### SUPPLIED INFORMATION

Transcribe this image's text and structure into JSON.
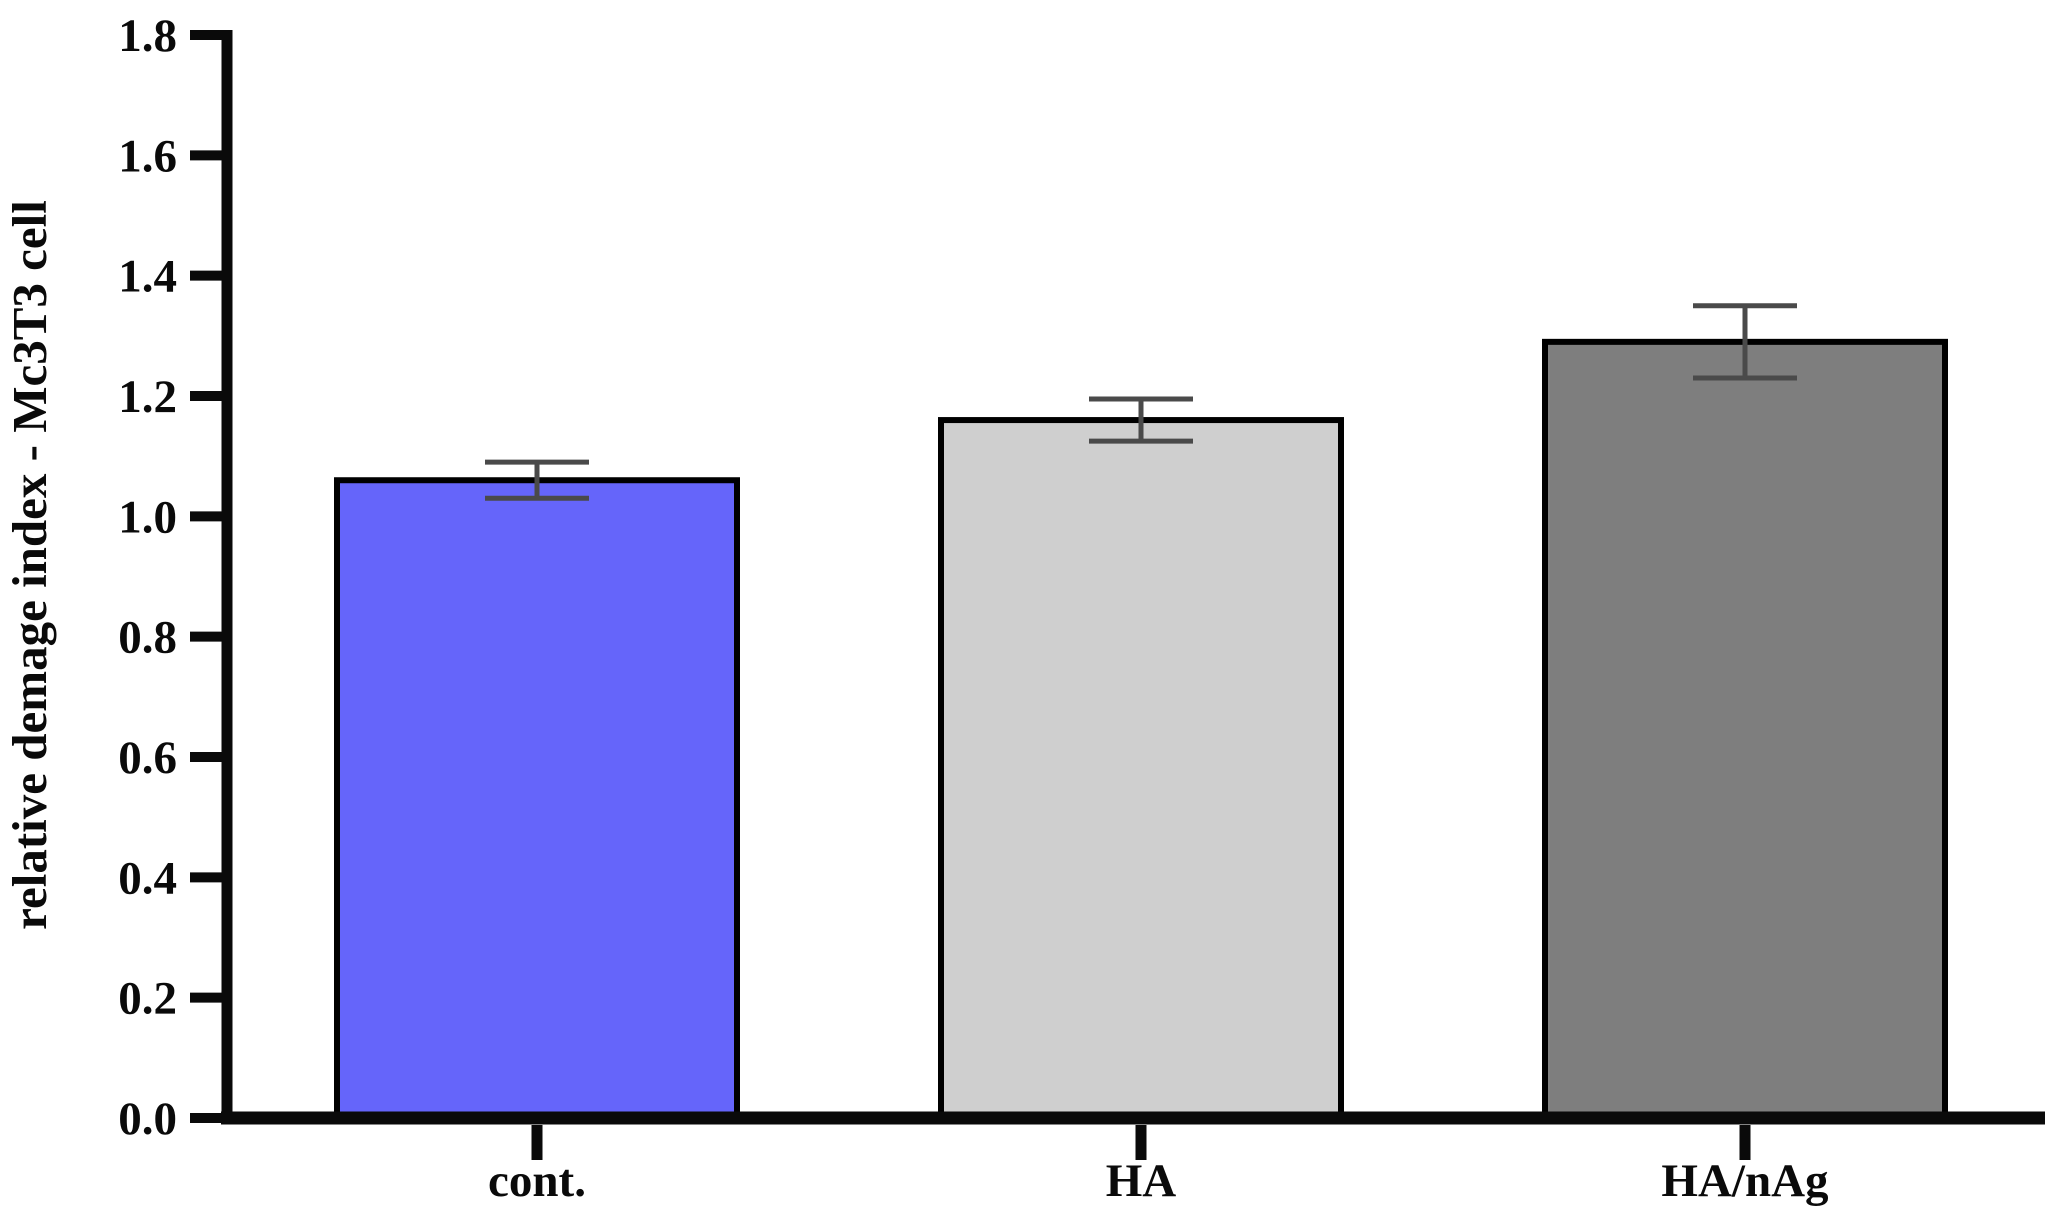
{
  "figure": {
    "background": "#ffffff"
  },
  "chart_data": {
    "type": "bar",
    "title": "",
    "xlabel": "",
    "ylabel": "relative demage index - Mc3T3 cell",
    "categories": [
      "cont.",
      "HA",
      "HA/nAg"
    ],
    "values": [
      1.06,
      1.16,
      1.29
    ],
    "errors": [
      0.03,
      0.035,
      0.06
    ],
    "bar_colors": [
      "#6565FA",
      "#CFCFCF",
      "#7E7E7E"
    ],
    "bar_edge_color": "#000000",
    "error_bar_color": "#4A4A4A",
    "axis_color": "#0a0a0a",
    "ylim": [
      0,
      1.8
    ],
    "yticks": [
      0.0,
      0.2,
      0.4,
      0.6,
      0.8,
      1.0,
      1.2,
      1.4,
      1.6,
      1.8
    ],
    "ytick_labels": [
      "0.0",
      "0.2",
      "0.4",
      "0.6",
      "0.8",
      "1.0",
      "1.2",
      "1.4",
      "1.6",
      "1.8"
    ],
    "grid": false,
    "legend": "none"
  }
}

######

■ WORK INSTRUCTIONS
Exactly reproduce the entries above, minus the pictures.

■ SOLUTION
Transcribe this image's text and structure into JSON.
{
  "figure": {
    "background": "#ffffff"
  },
  "chart_data": {
    "type": "bar",
    "title": "",
    "xlabel": "",
    "ylabel": "relative demage index - Mc3T3 cell",
    "categories": [
      "cont.",
      "HA",
      "HA/nAg"
    ],
    "values": [
      1.06,
      1.16,
      1.29
    ],
    "errors": [
      0.03,
      0.035,
      0.06
    ],
    "bar_colors": [
      "#6565FA",
      "#CFCFCF",
      "#7E7E7E"
    ],
    "bar_edge_color": "#000000",
    "error_bar_color": "#4A4A4A",
    "axis_color": "#0a0a0a",
    "ylim": [
      0,
      1.8
    ],
    "yticks": [
      0.0,
      0.2,
      0.4,
      0.6,
      0.8,
      1.0,
      1.2,
      1.4,
      1.6,
      1.8
    ],
    "ytick_labels": [
      "0.0",
      "0.2",
      "0.4",
      "0.6",
      "0.8",
      "1.0",
      "1.2",
      "1.4",
      "1.6",
      "1.8"
    ],
    "grid": false,
    "legend": "none"
  }
}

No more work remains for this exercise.